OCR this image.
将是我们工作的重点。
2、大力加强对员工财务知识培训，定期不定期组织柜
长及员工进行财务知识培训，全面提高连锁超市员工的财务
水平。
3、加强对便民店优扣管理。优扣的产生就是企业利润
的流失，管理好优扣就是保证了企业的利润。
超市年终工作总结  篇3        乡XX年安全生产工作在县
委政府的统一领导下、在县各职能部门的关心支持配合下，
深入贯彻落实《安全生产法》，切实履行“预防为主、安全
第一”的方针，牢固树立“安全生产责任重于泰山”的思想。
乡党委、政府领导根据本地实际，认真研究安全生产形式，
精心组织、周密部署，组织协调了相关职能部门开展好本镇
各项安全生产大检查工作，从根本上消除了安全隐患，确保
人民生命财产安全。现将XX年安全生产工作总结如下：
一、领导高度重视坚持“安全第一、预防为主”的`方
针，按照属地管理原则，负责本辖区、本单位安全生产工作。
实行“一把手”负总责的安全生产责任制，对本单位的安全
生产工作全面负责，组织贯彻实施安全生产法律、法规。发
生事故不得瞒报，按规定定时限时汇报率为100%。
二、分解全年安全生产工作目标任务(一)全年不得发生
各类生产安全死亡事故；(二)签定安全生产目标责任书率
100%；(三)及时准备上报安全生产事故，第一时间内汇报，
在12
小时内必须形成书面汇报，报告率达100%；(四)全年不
==
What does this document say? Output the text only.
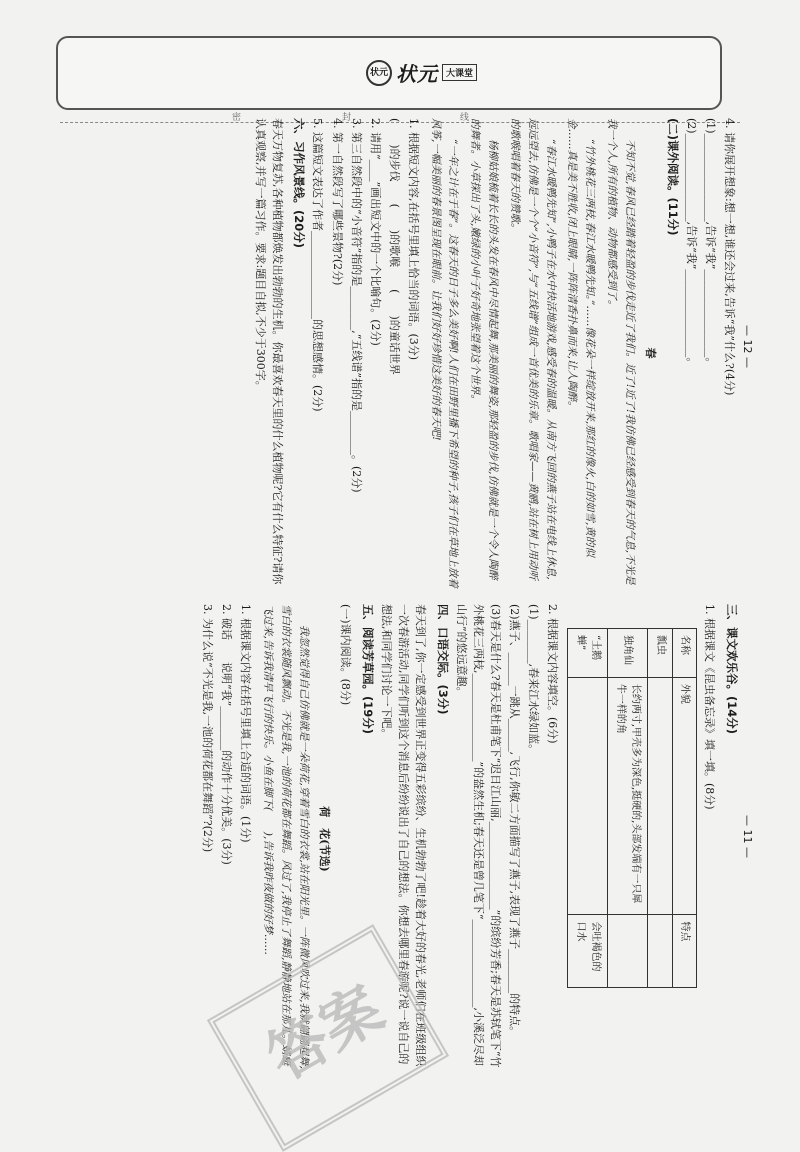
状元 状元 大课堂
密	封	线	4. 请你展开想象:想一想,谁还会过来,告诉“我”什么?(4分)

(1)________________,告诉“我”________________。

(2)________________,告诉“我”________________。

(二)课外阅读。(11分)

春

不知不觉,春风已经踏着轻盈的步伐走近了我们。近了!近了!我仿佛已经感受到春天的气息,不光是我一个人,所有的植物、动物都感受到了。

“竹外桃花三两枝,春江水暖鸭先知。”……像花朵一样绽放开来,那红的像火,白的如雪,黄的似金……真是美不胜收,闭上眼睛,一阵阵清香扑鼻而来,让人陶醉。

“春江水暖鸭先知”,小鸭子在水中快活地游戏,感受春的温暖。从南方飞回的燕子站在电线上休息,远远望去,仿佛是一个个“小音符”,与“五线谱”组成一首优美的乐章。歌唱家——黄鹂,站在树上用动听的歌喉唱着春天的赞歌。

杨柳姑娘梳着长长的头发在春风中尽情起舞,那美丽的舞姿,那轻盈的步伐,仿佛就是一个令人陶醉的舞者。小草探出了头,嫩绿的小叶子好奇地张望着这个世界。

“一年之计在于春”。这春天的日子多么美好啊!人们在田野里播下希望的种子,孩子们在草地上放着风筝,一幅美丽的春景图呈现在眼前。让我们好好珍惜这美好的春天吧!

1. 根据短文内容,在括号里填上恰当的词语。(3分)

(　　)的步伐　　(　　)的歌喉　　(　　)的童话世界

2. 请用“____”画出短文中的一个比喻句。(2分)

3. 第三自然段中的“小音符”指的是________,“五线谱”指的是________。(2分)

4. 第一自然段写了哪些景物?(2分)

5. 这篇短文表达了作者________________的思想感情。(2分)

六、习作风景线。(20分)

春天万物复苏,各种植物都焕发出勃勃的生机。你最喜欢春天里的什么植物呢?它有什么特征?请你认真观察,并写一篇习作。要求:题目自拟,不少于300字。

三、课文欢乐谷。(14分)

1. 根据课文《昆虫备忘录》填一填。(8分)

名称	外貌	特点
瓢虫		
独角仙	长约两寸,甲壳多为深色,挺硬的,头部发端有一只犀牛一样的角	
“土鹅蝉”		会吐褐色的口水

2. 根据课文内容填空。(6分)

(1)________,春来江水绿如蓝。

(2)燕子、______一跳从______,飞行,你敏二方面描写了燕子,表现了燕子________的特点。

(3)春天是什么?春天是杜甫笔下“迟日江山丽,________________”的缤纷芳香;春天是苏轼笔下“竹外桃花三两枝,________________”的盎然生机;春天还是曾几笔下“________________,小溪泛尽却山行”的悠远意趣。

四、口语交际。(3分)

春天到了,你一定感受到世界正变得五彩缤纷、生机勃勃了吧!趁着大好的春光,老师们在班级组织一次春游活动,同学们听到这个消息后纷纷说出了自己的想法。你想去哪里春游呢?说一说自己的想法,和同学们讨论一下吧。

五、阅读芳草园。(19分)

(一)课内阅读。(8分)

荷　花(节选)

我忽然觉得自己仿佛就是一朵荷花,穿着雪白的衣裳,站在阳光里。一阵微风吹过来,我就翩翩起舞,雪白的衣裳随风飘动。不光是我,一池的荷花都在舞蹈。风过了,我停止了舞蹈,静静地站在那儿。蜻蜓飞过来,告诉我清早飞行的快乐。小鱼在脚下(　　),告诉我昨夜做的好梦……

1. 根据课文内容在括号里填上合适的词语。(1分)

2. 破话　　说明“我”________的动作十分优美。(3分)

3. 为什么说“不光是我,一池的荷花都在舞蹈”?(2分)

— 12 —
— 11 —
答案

=== TASK INSTRUCTIONS ===
Gather each line of the listing that holds the string "竹外桃花三两枝".

=== CORRECT OUTPUT ===
“竹外桃花三两枝,春江水暖鸭先知。”……像花朵一样绽放开来,那红的像火,白的如雪,黄的似金……真是美不胜收,闭上眼睛,一阵阵清香扑鼻而来,让人陶醉。
(3)春天是什么?春天是杜甫笔下“迟日江山丽,________________”的缤纷芳香;春天是苏轼笔下“竹外桃花三两枝,________________”的盎然生机;春天还是曾几笔下“________________,小溪泛尽却山行”的悠远意趣。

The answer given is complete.